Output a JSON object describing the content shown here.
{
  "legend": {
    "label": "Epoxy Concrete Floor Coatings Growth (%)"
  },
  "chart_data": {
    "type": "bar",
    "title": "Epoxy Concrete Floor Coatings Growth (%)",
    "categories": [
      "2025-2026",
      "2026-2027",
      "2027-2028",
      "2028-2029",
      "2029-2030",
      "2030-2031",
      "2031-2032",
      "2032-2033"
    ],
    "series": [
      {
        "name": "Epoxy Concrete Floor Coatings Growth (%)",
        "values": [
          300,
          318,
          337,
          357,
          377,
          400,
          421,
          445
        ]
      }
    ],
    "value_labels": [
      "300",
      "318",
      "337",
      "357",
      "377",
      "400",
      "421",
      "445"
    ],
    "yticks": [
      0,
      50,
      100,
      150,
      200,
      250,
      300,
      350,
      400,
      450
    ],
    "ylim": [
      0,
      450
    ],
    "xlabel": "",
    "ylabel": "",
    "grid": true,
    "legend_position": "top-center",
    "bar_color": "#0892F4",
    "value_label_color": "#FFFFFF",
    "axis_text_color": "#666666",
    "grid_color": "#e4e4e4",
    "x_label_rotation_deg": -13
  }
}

---

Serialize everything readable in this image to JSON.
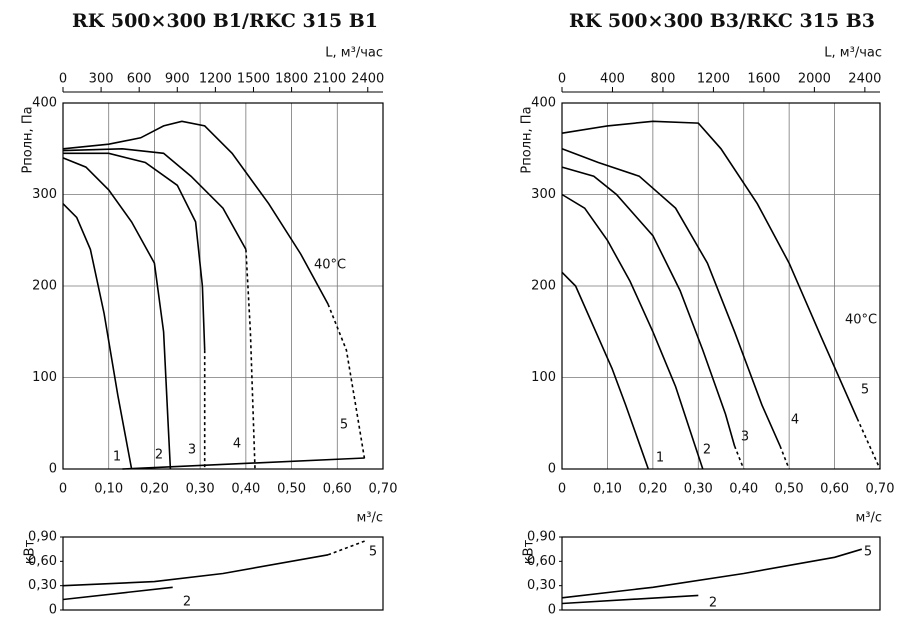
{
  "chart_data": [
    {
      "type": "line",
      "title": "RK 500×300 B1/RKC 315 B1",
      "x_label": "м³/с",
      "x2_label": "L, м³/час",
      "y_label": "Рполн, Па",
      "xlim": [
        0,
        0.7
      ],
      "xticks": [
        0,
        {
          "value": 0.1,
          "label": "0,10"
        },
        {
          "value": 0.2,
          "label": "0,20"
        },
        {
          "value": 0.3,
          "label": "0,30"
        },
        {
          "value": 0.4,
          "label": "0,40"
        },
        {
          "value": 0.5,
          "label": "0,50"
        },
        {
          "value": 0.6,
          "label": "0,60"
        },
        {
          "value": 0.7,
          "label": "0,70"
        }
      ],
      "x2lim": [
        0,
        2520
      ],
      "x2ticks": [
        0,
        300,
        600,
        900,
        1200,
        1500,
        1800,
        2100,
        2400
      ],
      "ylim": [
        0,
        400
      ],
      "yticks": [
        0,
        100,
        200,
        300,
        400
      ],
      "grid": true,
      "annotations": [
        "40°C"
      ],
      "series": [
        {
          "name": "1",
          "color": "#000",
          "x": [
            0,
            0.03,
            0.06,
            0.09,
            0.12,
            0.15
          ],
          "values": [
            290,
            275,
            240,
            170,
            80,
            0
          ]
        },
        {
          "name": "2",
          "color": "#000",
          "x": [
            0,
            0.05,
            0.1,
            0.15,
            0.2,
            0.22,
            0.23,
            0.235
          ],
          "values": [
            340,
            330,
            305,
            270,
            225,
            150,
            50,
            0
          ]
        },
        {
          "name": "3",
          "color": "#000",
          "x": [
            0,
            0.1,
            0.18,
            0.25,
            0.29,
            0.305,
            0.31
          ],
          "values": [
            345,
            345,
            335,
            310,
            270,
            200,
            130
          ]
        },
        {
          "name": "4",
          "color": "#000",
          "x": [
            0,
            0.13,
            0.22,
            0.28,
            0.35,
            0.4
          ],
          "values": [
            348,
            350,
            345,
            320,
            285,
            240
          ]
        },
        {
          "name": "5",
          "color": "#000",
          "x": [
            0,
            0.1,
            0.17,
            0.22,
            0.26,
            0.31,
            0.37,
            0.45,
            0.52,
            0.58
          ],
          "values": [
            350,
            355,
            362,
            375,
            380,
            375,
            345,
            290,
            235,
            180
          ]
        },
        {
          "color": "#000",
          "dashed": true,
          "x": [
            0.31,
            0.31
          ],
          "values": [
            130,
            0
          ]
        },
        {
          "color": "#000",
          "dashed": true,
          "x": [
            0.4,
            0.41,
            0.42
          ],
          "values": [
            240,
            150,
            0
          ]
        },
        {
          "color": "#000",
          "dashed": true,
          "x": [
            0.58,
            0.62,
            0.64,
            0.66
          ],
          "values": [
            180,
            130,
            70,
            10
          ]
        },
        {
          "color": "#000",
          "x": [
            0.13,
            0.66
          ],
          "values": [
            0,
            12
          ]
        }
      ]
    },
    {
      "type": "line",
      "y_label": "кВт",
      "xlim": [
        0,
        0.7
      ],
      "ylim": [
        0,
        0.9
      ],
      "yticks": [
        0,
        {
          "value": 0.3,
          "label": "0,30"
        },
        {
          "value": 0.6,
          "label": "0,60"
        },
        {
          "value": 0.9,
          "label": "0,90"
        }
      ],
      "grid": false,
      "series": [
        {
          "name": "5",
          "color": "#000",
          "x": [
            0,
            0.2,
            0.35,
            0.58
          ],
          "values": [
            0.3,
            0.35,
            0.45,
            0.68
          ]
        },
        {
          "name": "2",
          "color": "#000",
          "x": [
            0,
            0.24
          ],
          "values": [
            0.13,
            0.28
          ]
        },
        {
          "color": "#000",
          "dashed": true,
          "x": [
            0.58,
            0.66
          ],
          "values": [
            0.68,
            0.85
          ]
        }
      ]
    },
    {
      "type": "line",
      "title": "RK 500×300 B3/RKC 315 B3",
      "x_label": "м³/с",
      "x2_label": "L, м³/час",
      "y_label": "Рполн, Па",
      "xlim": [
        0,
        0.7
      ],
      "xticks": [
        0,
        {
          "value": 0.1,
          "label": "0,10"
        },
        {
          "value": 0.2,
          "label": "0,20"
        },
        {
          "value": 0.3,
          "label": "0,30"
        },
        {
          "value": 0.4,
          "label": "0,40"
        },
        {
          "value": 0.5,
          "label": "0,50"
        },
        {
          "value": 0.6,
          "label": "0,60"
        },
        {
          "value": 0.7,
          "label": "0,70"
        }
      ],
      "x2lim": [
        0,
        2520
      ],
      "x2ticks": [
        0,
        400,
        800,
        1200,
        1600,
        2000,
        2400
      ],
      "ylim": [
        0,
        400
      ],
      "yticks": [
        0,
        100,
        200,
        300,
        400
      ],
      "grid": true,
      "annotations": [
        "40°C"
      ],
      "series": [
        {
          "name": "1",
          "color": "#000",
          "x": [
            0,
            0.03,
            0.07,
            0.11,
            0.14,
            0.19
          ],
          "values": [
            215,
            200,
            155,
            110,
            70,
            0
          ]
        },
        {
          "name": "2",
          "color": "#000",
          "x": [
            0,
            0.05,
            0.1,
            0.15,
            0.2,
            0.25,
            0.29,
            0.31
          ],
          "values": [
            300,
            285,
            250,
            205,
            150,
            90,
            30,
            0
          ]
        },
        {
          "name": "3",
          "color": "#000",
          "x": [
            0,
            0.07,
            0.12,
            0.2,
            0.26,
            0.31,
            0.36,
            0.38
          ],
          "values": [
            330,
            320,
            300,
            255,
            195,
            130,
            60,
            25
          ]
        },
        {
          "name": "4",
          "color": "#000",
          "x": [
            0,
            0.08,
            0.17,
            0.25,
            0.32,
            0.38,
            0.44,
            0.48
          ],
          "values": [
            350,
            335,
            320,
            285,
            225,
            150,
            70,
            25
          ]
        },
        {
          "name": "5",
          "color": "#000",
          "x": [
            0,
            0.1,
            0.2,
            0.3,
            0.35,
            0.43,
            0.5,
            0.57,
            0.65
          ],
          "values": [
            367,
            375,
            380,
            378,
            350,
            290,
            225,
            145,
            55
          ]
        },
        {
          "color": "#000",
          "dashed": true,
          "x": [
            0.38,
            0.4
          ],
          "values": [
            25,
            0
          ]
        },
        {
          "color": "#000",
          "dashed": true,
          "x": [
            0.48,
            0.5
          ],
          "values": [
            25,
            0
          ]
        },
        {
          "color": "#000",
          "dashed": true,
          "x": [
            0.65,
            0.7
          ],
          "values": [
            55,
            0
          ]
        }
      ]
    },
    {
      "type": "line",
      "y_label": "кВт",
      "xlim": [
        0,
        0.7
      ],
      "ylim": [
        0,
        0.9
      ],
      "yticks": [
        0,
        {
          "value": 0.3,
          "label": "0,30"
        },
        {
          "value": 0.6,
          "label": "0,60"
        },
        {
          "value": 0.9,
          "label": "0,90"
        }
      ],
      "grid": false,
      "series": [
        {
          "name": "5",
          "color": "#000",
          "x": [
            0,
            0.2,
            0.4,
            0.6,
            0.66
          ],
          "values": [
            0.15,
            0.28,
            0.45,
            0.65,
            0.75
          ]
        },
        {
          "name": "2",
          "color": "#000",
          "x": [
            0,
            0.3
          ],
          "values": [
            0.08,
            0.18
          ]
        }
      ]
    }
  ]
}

---

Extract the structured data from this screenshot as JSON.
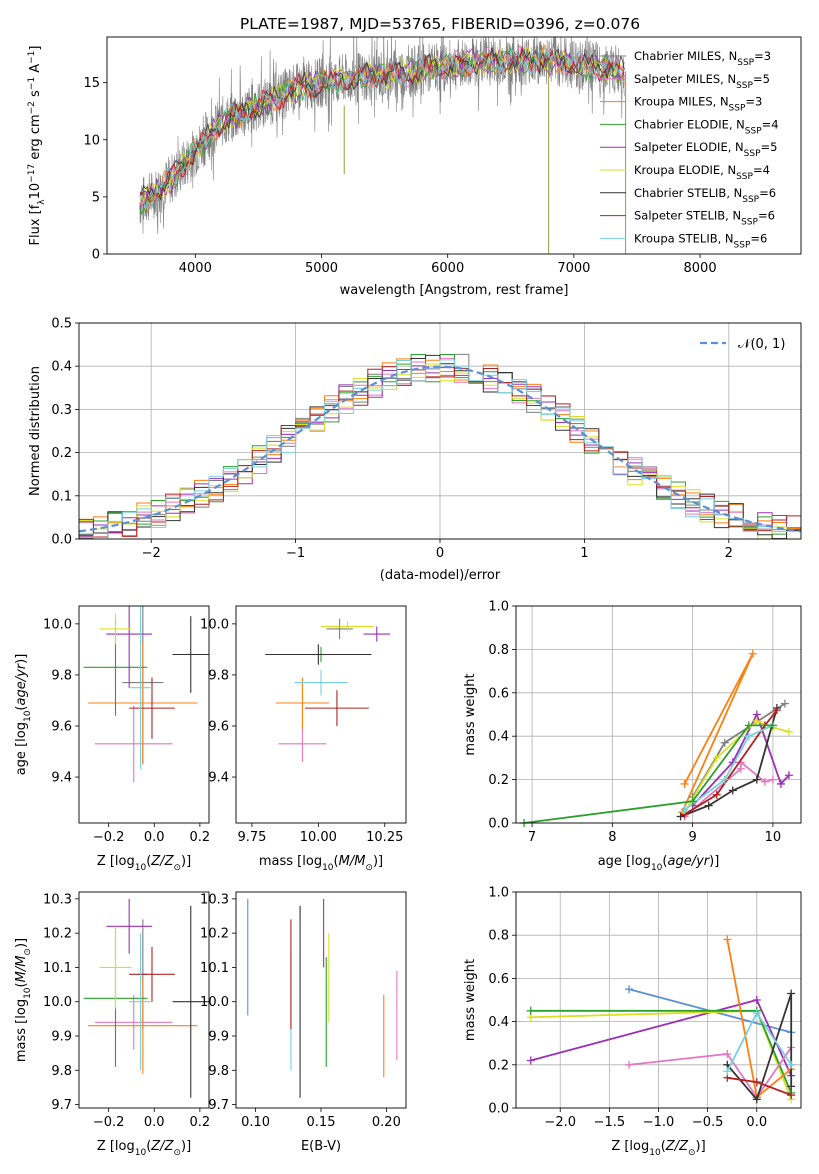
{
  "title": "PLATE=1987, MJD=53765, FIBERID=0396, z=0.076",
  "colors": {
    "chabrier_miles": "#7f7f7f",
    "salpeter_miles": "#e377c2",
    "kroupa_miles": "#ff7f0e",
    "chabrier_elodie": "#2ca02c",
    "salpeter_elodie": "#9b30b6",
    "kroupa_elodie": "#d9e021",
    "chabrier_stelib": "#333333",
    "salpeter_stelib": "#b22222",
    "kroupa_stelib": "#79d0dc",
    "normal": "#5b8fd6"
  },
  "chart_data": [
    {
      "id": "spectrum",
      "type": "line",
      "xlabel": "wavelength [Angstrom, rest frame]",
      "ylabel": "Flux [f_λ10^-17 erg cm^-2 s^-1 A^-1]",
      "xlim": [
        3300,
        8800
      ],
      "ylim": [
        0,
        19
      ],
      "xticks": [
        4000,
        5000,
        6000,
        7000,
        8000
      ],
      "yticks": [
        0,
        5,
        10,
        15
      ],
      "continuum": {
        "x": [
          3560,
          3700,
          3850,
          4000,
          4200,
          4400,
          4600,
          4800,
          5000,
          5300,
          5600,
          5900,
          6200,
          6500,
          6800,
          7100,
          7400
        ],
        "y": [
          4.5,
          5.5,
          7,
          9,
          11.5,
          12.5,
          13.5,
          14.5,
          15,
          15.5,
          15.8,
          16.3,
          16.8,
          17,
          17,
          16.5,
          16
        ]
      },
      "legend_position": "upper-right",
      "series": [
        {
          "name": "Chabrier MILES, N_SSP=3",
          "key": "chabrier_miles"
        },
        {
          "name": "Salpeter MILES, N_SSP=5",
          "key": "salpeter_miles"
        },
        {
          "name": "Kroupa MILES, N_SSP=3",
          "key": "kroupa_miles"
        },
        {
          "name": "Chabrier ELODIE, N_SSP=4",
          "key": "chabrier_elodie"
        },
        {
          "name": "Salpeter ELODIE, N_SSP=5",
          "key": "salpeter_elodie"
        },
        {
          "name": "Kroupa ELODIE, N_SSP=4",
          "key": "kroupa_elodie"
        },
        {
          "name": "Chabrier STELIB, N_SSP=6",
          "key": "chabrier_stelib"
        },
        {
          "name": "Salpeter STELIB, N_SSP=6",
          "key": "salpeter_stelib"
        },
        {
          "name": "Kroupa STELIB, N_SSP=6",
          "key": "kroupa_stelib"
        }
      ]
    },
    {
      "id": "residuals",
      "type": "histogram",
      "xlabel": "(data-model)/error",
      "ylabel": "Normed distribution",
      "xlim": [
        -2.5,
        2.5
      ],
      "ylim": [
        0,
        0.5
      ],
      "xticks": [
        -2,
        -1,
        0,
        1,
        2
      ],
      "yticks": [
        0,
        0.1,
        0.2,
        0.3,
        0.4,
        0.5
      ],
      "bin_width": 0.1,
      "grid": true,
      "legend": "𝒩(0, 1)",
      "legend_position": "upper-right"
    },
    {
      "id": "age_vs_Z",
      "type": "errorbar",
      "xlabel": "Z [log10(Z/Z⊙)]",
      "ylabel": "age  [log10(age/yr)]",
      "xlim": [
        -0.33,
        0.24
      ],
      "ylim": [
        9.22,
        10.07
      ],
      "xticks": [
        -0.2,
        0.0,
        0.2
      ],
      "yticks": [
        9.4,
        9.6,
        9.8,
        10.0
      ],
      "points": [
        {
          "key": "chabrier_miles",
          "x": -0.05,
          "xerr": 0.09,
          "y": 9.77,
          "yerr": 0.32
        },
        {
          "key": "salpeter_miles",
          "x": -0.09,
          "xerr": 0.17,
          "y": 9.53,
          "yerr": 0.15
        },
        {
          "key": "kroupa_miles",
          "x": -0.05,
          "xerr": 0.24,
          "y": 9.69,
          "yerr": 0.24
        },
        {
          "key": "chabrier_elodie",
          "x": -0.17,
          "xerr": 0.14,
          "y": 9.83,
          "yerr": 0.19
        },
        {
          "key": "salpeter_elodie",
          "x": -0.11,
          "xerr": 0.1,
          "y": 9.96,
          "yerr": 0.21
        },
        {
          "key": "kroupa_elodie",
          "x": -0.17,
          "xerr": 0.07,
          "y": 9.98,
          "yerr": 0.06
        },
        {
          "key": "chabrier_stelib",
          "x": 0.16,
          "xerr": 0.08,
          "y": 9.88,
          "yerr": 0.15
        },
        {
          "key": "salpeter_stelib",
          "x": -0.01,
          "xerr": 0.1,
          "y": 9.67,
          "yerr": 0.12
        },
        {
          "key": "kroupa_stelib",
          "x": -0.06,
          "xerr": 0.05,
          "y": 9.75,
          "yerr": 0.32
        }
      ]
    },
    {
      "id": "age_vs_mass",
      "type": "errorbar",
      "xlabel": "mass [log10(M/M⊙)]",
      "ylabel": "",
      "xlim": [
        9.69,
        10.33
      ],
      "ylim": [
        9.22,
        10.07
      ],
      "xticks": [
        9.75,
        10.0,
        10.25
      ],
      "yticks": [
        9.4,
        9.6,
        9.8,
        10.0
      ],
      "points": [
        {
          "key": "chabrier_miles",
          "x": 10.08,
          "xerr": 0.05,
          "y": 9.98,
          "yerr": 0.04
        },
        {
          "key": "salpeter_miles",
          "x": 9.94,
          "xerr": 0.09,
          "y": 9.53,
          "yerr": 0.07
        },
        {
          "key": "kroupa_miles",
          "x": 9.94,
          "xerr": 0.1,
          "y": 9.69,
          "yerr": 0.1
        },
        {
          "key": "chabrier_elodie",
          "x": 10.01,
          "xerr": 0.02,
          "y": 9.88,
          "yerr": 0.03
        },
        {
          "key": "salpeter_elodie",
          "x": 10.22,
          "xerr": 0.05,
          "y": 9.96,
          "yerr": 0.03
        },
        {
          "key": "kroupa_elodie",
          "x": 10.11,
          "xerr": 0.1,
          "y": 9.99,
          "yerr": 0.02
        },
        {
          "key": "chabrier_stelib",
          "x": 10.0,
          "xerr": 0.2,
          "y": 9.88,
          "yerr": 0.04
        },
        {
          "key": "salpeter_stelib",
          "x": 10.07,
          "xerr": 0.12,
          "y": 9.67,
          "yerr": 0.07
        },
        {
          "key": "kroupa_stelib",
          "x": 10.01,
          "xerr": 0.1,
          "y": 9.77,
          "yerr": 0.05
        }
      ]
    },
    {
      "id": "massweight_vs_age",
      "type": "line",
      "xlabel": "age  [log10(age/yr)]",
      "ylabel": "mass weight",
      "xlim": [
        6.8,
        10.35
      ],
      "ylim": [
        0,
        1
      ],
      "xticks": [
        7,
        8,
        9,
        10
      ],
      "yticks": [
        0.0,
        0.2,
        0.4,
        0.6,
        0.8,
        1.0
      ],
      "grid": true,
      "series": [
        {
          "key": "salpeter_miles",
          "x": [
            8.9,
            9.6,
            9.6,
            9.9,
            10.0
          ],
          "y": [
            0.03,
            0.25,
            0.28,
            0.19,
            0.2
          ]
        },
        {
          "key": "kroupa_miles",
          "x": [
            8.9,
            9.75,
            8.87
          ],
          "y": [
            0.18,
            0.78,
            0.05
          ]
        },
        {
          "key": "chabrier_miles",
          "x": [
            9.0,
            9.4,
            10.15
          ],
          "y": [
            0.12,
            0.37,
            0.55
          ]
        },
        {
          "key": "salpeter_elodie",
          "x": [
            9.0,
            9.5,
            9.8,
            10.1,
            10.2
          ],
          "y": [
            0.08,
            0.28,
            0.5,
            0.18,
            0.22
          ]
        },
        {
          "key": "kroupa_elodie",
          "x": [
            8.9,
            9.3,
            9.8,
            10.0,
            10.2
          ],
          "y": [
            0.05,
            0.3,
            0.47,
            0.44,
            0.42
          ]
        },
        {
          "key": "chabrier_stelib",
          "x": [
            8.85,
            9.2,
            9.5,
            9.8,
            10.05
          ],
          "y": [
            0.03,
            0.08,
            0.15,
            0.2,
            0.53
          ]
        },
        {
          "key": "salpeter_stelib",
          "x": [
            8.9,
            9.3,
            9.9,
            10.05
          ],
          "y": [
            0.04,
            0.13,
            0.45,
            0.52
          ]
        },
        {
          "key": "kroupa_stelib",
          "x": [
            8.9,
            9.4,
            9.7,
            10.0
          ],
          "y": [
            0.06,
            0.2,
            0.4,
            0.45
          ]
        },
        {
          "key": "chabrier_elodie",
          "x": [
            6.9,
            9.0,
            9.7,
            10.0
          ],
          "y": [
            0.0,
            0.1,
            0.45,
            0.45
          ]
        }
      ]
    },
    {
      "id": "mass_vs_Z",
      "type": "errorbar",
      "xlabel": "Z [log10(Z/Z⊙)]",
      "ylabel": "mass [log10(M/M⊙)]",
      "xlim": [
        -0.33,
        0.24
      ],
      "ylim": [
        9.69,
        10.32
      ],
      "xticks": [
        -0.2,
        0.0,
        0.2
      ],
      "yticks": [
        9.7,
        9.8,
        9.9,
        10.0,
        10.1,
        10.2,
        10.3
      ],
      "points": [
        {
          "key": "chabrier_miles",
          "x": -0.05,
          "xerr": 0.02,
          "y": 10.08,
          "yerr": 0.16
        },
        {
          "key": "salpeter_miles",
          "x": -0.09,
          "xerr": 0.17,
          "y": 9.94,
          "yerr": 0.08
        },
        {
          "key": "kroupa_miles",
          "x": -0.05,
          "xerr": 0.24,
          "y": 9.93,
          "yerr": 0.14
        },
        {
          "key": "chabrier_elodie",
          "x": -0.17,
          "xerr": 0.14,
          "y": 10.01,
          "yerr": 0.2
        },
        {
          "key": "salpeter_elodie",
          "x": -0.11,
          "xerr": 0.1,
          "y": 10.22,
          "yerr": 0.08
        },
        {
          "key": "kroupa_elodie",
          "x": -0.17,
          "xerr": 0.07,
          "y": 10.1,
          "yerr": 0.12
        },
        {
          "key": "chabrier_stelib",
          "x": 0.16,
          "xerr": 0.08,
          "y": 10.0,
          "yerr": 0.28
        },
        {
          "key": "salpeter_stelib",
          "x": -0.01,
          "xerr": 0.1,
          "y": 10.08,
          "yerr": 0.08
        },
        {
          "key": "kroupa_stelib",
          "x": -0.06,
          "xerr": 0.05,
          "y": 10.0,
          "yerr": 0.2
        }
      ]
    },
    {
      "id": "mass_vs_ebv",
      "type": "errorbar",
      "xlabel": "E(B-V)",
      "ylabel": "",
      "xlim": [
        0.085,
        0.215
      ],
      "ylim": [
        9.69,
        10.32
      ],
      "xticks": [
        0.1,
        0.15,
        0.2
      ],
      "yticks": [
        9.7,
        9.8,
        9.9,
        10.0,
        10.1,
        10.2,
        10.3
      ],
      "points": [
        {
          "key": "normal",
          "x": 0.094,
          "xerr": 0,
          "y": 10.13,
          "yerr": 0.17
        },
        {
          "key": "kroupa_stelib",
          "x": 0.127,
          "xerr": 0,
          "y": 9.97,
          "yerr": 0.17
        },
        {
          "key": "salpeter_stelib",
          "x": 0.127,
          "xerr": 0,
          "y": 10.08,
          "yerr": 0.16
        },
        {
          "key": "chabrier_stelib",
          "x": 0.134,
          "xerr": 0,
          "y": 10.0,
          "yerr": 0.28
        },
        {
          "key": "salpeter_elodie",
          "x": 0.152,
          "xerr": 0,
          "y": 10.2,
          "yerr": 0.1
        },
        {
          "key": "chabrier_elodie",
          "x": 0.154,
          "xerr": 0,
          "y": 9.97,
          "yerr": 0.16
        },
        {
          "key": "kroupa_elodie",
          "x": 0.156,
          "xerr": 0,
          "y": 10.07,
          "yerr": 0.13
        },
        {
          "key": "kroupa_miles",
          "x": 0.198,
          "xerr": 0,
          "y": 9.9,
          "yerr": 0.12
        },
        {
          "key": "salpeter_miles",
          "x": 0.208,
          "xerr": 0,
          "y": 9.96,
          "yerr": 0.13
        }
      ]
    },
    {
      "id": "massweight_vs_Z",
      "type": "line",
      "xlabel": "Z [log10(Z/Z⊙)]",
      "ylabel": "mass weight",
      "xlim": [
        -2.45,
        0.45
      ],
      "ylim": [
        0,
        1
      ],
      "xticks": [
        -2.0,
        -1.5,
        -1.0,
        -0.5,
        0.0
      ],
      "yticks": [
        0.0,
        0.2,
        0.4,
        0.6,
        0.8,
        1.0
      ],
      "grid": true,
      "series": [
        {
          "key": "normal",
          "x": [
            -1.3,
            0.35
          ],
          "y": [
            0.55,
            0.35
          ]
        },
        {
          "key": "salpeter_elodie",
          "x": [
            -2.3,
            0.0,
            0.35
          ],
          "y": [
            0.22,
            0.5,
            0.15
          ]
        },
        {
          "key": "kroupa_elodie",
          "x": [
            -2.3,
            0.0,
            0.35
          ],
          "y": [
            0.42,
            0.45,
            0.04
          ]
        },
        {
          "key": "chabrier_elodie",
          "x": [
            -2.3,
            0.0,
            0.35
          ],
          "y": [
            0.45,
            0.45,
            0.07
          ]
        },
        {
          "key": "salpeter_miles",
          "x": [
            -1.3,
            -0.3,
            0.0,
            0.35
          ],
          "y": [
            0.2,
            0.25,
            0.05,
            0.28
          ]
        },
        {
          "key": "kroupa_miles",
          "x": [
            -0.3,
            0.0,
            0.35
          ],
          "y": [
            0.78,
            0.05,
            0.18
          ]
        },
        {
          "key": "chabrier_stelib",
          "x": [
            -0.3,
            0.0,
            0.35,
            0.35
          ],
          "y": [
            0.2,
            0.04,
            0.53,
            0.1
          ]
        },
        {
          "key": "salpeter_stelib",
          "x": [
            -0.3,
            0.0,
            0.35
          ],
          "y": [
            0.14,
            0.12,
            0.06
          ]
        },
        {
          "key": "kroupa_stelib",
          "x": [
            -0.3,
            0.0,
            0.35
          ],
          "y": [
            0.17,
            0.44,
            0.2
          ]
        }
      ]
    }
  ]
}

▶ _OBJECTIVE_
Copy every line from the records above that contains the word "xlabel".

▶ _SOLUTION TO THE PROBLEM_
    "xlabel": "",
      "xlabel": "wavelength [Angstrom, rest frame]",
      "xlabel": "(data-model)/error",
      "xlabel": "Z [log10(Z/Z⊙)]",
      "xlabel": "mass [log10(M/M⊙)]",
      "xlabel": "age  [log10(age/yr)]",
      "xlabel": "Z [log10(Z/Z⊙)]",
      "xlabel": "E(B-V)",
      "xlabel": "Z [log10(Z/Z⊙)]",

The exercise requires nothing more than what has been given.